====== Records shown ======

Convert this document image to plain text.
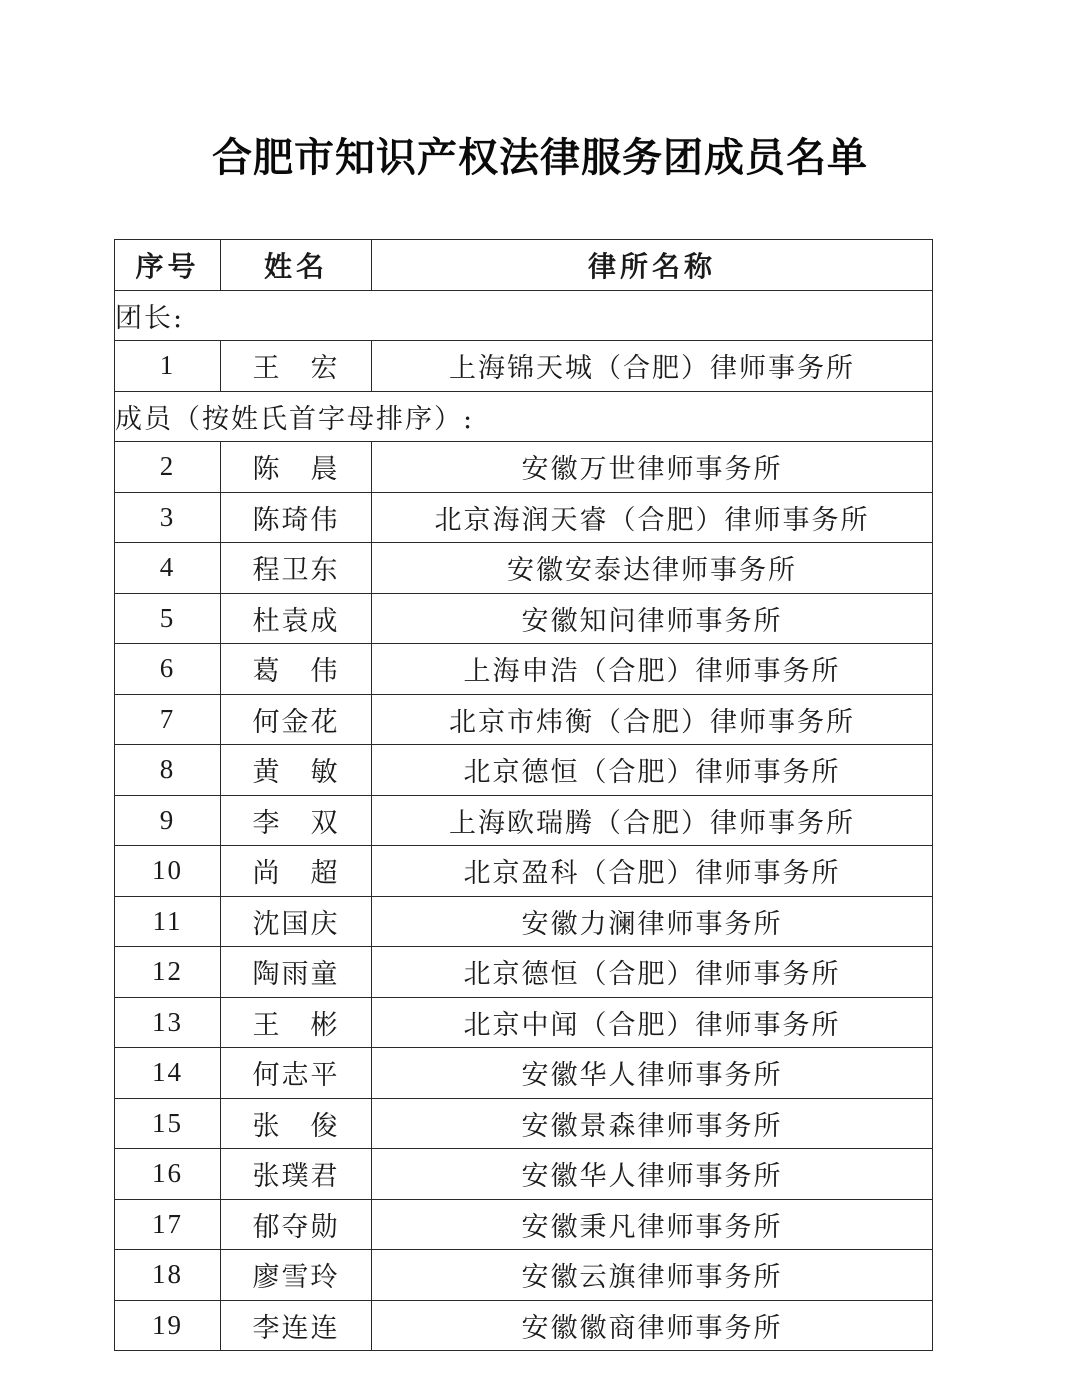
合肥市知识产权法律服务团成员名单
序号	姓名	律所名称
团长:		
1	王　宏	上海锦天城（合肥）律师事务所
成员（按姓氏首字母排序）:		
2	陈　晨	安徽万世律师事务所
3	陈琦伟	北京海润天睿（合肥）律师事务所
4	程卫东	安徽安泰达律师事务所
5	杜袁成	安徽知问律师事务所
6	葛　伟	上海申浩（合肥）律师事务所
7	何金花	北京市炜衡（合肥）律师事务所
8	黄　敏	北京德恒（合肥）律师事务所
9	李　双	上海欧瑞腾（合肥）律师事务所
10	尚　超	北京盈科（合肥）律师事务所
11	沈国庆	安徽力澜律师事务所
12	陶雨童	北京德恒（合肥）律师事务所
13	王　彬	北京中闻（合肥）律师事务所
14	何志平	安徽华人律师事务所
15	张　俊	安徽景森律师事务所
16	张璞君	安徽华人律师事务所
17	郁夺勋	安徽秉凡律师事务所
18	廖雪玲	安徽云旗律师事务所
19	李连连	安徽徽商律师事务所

======
====== Records shown ======

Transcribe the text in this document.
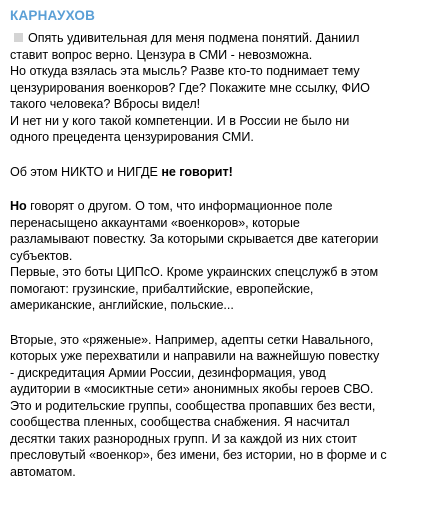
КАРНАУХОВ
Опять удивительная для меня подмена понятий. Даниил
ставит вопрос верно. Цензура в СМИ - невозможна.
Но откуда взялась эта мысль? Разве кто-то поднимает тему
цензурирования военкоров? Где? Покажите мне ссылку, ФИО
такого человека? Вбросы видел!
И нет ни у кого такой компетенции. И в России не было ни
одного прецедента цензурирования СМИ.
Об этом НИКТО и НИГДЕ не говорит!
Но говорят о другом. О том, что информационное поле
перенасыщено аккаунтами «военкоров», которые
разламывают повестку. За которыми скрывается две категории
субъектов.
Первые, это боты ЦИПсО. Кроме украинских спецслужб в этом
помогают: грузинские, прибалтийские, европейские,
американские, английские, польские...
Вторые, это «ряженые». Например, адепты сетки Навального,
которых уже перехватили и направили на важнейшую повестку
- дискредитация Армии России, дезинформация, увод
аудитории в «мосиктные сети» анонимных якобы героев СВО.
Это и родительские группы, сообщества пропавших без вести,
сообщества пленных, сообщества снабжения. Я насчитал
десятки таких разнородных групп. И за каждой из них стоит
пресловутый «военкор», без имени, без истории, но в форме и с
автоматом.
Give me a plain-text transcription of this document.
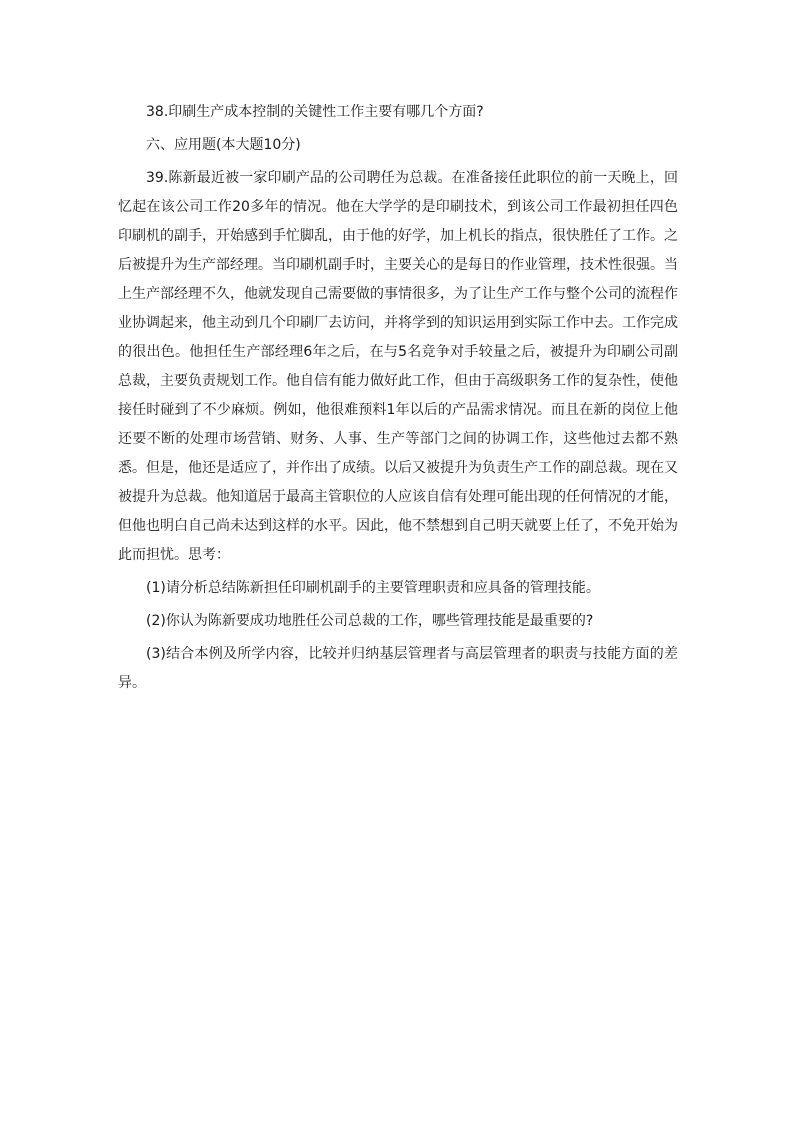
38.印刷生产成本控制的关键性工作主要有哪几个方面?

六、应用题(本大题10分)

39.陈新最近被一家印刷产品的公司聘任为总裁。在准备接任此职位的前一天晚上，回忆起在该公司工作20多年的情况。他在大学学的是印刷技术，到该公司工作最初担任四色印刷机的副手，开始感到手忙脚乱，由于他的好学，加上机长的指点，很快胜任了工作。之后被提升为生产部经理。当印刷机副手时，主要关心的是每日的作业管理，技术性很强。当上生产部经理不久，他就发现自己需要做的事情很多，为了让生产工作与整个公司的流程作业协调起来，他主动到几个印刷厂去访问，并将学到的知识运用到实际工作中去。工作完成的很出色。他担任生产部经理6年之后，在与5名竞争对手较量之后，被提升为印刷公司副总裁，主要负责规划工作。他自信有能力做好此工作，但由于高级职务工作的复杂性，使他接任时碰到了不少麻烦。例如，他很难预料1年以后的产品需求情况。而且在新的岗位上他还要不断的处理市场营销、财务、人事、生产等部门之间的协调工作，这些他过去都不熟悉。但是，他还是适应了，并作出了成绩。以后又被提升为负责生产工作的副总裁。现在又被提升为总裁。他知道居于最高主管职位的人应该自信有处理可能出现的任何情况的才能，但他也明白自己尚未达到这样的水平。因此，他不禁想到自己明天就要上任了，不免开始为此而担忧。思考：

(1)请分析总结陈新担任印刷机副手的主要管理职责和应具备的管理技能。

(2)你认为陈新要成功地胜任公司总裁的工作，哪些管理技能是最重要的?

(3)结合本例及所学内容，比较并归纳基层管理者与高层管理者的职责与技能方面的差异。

======
====== Records shown ======

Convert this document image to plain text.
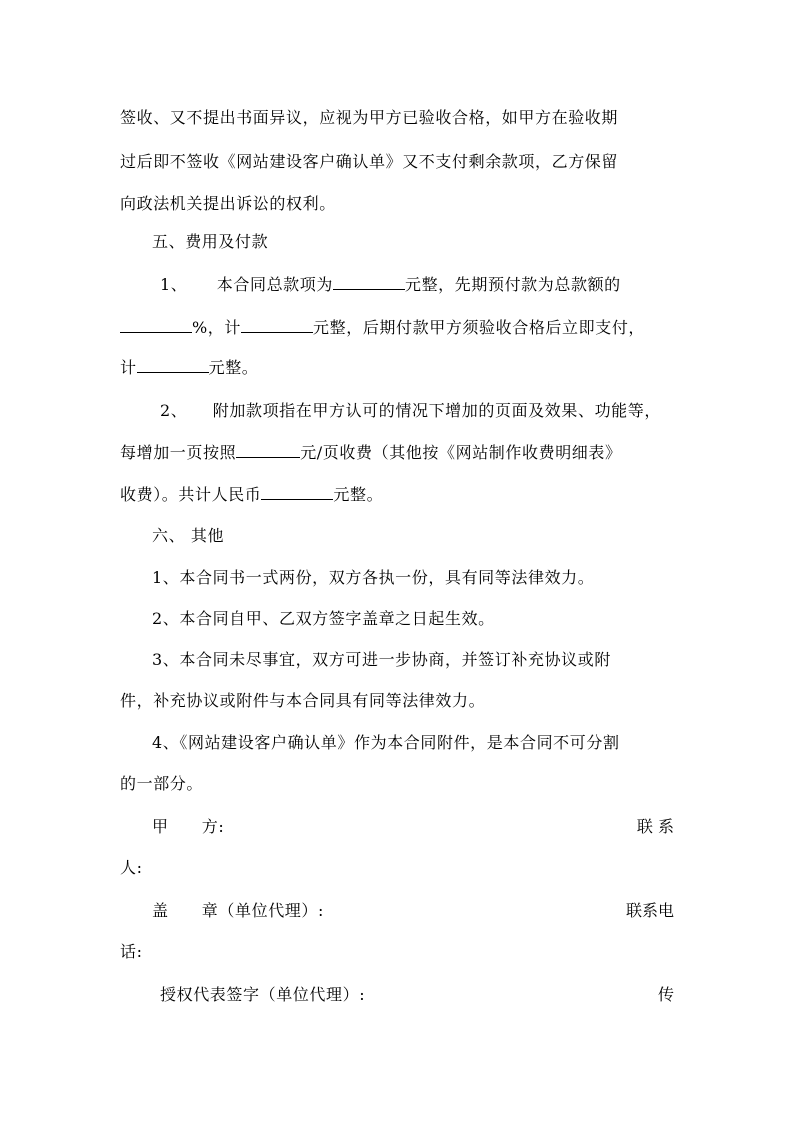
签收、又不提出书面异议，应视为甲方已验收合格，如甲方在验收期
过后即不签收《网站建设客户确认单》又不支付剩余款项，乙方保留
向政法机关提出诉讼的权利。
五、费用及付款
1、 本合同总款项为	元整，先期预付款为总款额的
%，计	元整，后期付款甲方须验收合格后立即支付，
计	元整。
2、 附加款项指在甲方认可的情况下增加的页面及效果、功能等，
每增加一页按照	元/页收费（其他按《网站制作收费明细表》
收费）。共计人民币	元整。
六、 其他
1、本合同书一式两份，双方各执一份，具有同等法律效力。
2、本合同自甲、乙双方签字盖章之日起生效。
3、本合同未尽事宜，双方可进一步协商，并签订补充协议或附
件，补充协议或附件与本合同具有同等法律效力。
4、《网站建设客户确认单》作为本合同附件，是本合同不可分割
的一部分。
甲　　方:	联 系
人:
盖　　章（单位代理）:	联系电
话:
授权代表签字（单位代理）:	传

======

_Set task:_
Search the data for "北京德恒". Copy every line that has it.

_Correct output:_
8	黄　敏	北京德恒（合肥）律师事务所
12	陶雨童	北京德恒（合肥）律师事务所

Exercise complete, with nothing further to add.